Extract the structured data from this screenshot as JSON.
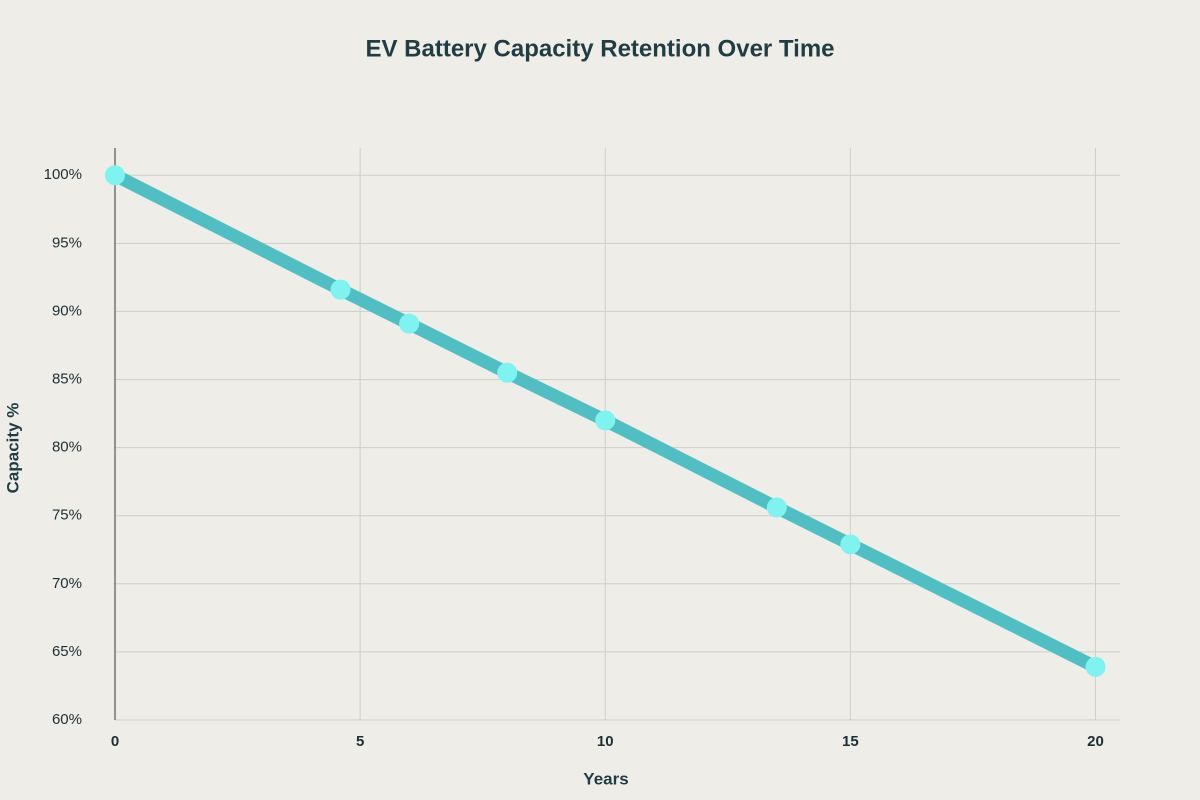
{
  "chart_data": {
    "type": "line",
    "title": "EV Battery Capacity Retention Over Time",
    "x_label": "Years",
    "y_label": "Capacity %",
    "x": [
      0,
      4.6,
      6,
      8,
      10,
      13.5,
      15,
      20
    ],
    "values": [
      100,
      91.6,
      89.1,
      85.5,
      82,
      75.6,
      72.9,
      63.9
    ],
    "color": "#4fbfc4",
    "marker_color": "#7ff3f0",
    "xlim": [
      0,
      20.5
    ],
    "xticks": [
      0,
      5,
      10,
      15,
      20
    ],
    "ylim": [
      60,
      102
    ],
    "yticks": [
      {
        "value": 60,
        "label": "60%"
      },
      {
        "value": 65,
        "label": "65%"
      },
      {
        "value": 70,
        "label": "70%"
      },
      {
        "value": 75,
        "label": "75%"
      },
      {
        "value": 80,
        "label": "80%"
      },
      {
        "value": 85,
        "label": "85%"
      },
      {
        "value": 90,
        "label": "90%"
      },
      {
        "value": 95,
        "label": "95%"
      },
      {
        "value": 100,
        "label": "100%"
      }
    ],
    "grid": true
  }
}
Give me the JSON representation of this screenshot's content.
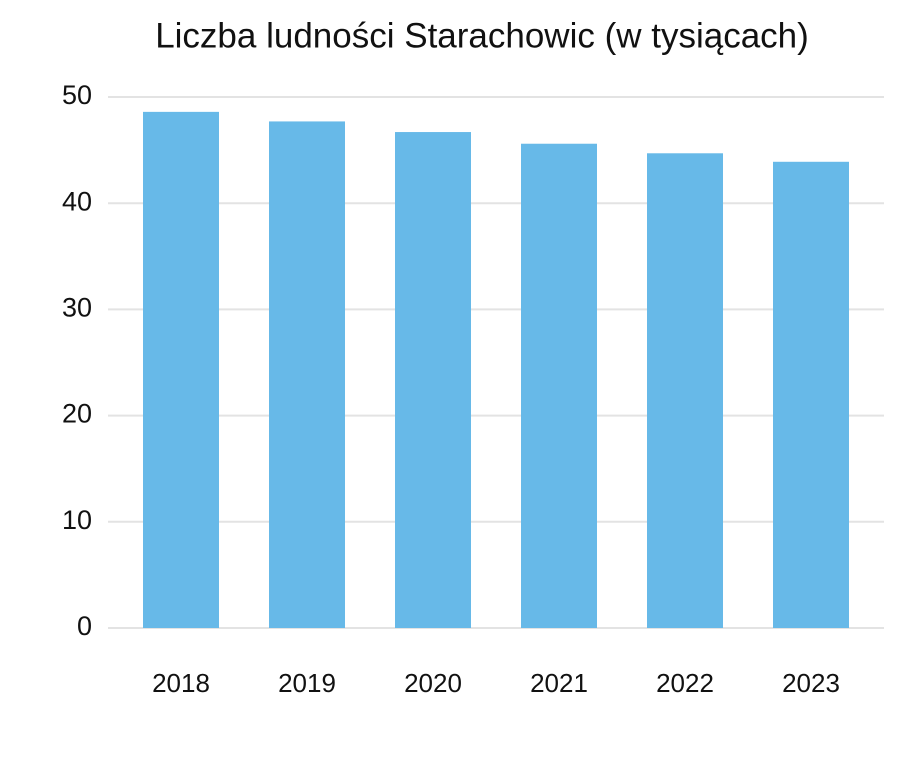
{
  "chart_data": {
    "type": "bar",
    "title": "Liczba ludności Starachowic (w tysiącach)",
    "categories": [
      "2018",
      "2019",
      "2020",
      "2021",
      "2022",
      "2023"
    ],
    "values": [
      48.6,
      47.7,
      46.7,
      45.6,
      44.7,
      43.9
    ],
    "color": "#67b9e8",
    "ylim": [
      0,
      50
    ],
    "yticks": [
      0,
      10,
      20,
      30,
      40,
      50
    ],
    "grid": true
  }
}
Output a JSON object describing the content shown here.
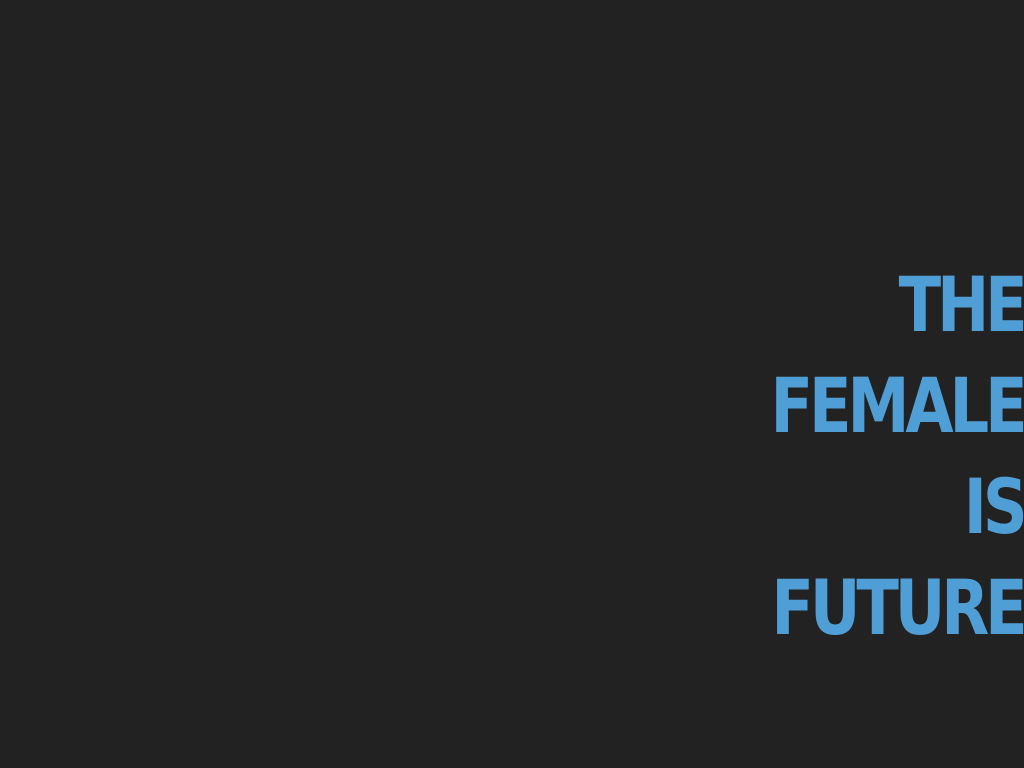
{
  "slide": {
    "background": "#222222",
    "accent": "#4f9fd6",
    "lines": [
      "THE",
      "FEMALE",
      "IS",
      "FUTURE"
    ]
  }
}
━━━━━━━━
* **Challenge**
Transcribe every record above exactly as written, leaving out any pictures.

* **Final answer**
Extract the structured data from this screenshot as JSON.
{
  "chart_data": {
    "type": "line",
    "title": "EV Battery Capacity Retention Over Time",
    "x_label": "Years",
    "y_label": "Capacity %",
    "x": [
      0,
      4.6,
      6,
      8,
      10,
      13.5,
      15,
      20
    ],
    "values": [
      100,
      91.6,
      89.1,
      85.5,
      82,
      75.6,
      72.9,
      63.9
    ],
    "color": "#4fbfc4",
    "marker_color": "#7ff3f0",
    "xlim": [
      0,
      20.5
    ],
    "xticks": [
      0,
      5,
      10,
      15,
      20
    ],
    "ylim": [
      60,
      102
    ],
    "yticks": [
      {
        "value": 60,
        "label": "60%"
      },
      {
        "value": 65,
        "label": "65%"
      },
      {
        "value": 70,
        "label": "70%"
      },
      {
        "value": 75,
        "label": "75%"
      },
      {
        "value": 80,
        "label": "80%"
      },
      {
        "value": 85,
        "label": "85%"
      },
      {
        "value": 90,
        "label": "90%"
      },
      {
        "value": 95,
        "label": "95%"
      },
      {
        "value": 100,
        "label": "100%"
      }
    ],
    "grid": true
  }
}
Give me the JSON representation of this screenshot's content.
{
  "chart_data": {
    "type": "bar",
    "title": "Liczba ludności Starachowic (w tysiącach)",
    "categories": [
      "2018",
      "2019",
      "2020",
      "2021",
      "2022",
      "2023"
    ],
    "values": [
      48.6,
      47.7,
      46.7,
      45.6,
      44.7,
      43.9
    ],
    "color": "#67b9e8",
    "ylim": [
      0,
      50
    ],
    "yticks": [
      0,
      10,
      20,
      30,
      40,
      50
    ],
    "grid": true
  }
}
Output a JSON object describing the content shown here.
{
  "slide": {
    "background": "#222222",
    "accent": "#4f9fd6",
    "lines": [
      "THE",
      "FEMALE",
      "IS",
      "FUTURE"
    ]
  }
}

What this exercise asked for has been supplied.